▸ Exercise: Repeat the data verbatim.

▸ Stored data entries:
==========

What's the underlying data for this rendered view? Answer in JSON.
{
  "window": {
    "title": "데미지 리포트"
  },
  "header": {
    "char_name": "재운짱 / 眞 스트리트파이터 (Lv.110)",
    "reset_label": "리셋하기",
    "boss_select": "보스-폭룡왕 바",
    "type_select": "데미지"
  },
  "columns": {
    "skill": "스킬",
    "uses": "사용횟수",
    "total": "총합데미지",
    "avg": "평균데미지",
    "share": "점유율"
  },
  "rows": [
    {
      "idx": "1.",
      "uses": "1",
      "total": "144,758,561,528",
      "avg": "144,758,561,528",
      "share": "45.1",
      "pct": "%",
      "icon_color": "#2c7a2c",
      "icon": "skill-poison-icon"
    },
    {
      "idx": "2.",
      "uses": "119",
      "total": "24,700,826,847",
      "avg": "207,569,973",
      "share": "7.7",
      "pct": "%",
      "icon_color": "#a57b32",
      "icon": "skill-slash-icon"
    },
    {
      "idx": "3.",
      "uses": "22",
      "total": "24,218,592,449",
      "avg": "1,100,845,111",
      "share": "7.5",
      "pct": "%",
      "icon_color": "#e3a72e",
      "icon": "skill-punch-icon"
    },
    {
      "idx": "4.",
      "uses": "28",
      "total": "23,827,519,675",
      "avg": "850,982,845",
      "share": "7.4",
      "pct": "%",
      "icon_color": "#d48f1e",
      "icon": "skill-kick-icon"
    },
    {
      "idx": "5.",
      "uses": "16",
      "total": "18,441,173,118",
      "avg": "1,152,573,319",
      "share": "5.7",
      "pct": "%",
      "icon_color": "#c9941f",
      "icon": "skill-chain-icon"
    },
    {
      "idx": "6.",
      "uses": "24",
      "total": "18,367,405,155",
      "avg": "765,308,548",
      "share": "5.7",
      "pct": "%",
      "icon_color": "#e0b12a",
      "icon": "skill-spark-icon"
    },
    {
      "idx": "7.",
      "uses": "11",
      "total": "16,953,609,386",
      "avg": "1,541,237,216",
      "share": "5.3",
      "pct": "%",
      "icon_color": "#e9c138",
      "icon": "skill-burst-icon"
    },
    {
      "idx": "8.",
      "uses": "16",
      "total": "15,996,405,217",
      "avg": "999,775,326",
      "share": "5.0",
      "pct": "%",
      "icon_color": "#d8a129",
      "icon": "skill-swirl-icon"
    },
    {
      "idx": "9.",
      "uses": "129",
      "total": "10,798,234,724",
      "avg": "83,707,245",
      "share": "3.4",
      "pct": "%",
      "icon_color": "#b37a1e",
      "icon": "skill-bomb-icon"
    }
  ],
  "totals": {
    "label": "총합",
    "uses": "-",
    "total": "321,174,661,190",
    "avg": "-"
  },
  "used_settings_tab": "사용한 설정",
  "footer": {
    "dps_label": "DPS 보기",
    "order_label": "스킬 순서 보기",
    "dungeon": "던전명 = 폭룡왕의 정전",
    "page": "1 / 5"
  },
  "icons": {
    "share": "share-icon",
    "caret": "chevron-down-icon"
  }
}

==========

▸ Correct answer:
What's the underlying data for this rendered view? Answer in JSON.
{
  "window": {
    "title": "데미지 리포트"
  },
  "header": {
    "char_name": "재운짱 / 眞 스트리트파이터 (Lv.110)",
    "reset_label": "리셋하기",
    "boss_select": "보스-폭룡왕 바",
    "type_select": "데미지"
  },
  "columns": {
    "skill": "스킬",
    "uses": "사용횟수",
    "total": "총합데미지",
    "avg": "평균데미지",
    "share": "점유율"
  },
  "rows": [
    {
      "idx": "1.",
      "uses": "1",
      "total": "144,758,561,528",
      "avg": "144,758,561,528",
      "share": "45.1",
      "pct": "%",
      "icon_color": "#2c7a2c",
      "icon": "skill-poison-icon"
    },
    {
      "idx": "2.",
      "uses": "119",
      "total": "24,700,826,847",
      "avg": "207,569,973",
      "share": "7.7",
      "pct": "%",
      "icon_color": "#a57b32",
      "icon": "skill-slash-icon"
    },
    {
      "idx": "3.",
      "uses": "22",
      "total": "24,218,592,449",
      "avg": "1,100,845,111",
      "share": "7.5",
      "pct": "%",
      "icon_color": "#e3a72e",
      "icon": "skill-punch-icon"
    },
    {
      "idx": "4.",
      "uses": "28",
      "total": "23,827,519,675",
      "avg": "850,982,845",
      "share": "7.4",
      "pct": "%",
      "icon_color": "#d48f1e",
      "icon": "skill-kick-icon"
    },
    {
      "idx": "5.",
      "uses": "16",
      "total": "18,441,173,118",
      "avg": "1,152,573,319",
      "share": "5.7",
      "pct": "%",
      "icon_color": "#c9941f",
      "icon": "skill-chain-icon"
    },
    {
      "idx": "6.",
      "uses": "24",
      "total": "18,367,405,155",
      "avg": "765,308,548",
      "share": "5.7",
      "pct": "%",
      "icon_color": "#e0b12a",
      "icon": "skill-spark-icon"
    },
    {
      "idx": "7.",
      "uses": "11",
      "total": "16,953,609,386",
      "avg": "1,541,237,216",
      "share": "5.3",
      "pct": "%",
      "icon_color": "#e9c138",
      "icon": "skill-burst-icon"
    },
    {
      "idx": "8.",
      "uses": "16",
      "total": "15,996,405,217",
      "avg": "999,775,326",
      "share": "5.0",
      "pct": "%",
      "icon_color": "#d8a129",
      "icon": "skill-swirl-icon"
    },
    {
      "idx": "9.",
      "uses": "129",
      "total": "10,798,234,724",
      "avg": "83,707,245",
      "share": "3.4",
      "pct": "%",
      "icon_color": "#b37a1e",
      "icon": "skill-bomb-icon"
    }
  ],
  "totals": {
    "label": "총합",
    "uses": "-",
    "total": "321,174,661,190",
    "avg": "-"
  },
  "used_settings_tab": "사용한 설정",
  "footer": {
    "dps_label": "DPS 보기",
    "order_label": "스킬 순서 보기",
    "dungeon": "던전명 = 폭룡왕의 정전",
    "page": "1 / 5"
  },
  "icons": {
    "share": "share-icon",
    "caret": "chevron-down-icon"
  }
}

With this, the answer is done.